REQUIREMENT:
Copy out all lines of the records in which the word "source" appears.

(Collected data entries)
—————

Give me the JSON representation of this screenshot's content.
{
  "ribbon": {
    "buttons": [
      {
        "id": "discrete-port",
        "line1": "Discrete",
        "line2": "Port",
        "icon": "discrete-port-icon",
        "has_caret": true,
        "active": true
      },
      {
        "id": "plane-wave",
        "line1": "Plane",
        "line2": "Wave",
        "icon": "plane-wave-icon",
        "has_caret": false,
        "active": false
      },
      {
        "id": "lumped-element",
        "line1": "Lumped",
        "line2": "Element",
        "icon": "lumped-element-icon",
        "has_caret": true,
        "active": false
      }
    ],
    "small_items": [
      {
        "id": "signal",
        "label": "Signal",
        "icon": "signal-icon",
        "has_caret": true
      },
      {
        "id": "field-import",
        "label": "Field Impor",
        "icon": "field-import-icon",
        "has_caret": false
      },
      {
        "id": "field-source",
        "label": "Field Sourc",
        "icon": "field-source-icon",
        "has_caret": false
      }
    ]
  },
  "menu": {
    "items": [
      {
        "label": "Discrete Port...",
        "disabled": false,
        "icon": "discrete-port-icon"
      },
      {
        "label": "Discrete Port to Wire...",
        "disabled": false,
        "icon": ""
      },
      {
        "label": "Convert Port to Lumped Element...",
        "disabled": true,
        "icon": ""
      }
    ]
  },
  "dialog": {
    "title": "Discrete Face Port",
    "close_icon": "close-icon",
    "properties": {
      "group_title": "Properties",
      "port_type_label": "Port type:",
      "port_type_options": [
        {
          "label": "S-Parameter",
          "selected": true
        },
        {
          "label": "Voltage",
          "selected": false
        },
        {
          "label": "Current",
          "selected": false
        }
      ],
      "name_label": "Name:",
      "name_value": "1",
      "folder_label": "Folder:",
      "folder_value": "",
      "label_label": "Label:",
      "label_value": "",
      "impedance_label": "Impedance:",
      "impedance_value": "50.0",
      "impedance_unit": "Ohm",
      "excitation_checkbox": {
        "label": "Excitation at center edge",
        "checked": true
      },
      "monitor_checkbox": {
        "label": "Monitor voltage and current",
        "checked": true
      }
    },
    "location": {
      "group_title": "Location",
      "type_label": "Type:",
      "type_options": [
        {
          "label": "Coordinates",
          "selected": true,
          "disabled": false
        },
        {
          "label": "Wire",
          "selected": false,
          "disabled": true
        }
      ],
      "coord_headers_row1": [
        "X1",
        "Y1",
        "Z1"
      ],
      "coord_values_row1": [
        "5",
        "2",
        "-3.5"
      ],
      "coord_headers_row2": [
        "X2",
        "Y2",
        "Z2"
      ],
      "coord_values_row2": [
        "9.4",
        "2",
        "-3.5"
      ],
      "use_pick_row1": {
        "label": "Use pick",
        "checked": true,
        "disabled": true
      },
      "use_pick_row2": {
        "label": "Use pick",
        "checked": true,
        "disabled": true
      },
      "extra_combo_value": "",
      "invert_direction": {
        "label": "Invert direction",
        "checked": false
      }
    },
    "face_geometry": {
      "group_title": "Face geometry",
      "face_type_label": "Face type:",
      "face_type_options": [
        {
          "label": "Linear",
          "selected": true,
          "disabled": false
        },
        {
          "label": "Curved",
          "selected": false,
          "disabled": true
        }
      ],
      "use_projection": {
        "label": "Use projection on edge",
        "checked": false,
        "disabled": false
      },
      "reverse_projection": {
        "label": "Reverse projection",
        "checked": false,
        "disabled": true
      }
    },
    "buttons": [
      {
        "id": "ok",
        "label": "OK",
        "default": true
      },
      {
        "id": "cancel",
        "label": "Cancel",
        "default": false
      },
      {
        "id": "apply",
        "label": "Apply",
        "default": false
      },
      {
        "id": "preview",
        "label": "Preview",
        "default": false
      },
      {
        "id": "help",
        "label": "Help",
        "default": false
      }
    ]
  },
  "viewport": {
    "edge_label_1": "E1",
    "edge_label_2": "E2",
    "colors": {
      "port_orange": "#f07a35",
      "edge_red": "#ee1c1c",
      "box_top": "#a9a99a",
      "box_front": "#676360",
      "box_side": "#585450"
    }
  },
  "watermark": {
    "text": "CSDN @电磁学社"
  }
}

—————

RESULT OF THIS TASK:
        "id": "field-source",
        "icon": "field-source-icon",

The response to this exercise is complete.